(Records from a collection of figures)
::::

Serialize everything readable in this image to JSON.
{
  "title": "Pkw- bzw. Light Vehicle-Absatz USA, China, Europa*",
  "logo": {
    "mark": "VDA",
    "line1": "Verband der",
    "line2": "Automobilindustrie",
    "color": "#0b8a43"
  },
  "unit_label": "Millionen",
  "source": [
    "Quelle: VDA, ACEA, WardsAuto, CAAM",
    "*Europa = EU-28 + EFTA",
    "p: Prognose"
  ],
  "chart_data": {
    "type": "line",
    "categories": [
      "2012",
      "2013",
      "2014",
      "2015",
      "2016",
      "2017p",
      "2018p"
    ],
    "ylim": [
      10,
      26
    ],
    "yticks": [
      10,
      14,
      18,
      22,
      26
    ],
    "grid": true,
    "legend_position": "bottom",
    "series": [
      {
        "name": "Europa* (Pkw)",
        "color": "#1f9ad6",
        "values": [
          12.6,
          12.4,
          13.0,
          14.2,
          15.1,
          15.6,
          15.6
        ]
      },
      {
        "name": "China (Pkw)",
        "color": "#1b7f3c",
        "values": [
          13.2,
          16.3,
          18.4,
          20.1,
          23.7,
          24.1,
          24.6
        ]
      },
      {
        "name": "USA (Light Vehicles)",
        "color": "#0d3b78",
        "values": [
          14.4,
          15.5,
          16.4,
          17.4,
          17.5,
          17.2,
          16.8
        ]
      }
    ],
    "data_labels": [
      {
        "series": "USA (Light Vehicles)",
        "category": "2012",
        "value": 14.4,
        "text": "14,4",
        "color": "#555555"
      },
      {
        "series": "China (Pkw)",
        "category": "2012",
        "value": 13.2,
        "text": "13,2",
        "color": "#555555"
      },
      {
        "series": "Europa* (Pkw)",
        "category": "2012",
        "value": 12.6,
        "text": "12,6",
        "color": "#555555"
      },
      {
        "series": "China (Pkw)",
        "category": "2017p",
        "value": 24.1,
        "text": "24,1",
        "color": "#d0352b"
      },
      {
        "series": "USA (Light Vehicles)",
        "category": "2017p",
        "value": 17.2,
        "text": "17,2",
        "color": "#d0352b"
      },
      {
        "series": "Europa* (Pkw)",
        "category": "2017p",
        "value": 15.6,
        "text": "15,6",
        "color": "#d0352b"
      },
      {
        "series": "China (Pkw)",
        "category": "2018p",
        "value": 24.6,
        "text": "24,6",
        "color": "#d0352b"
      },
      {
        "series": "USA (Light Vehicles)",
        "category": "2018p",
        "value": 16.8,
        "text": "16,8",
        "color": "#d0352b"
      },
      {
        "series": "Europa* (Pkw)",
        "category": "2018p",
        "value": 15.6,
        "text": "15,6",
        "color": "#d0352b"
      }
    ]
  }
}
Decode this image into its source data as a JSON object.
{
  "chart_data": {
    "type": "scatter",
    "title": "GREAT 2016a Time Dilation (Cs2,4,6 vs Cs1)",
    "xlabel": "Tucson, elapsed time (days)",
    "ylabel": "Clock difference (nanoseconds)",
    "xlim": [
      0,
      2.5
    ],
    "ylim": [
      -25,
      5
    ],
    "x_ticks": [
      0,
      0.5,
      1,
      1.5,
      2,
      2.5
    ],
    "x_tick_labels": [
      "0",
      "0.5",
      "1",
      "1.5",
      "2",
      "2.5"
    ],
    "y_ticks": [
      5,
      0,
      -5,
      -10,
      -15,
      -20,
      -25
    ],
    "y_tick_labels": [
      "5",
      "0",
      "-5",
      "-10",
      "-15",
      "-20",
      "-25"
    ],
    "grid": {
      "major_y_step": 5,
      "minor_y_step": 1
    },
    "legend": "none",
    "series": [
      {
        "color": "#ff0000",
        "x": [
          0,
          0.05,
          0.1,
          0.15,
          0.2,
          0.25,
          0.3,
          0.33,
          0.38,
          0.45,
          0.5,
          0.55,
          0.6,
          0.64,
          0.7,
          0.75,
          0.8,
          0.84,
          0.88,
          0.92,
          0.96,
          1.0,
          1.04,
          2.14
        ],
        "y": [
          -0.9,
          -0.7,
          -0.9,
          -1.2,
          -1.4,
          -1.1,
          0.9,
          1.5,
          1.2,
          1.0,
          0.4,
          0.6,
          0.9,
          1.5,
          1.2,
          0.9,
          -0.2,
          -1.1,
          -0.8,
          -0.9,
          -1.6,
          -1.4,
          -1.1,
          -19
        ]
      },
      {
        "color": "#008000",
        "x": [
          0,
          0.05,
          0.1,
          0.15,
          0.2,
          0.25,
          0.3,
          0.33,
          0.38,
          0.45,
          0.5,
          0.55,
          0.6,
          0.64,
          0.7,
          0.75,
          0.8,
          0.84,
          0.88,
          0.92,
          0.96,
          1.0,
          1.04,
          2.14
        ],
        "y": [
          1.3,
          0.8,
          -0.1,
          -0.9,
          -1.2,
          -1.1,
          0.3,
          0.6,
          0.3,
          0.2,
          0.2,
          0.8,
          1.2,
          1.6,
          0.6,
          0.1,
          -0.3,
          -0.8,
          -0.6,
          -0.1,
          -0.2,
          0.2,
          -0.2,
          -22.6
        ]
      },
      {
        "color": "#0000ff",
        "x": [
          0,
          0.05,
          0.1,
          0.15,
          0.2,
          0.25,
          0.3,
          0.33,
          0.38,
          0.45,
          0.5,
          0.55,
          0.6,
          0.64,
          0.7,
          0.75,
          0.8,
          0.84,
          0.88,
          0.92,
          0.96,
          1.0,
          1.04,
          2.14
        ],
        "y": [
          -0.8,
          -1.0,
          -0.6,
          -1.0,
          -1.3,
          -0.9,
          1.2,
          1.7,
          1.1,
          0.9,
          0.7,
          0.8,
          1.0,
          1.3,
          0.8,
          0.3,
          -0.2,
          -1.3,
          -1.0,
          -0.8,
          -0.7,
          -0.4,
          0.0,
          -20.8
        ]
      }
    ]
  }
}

::::

From the listing above, return each line with the word "image".

RIGHT ANSWER →
Serialize everything readable in this image to JSON.
Decode this image into its source data as a JSON object.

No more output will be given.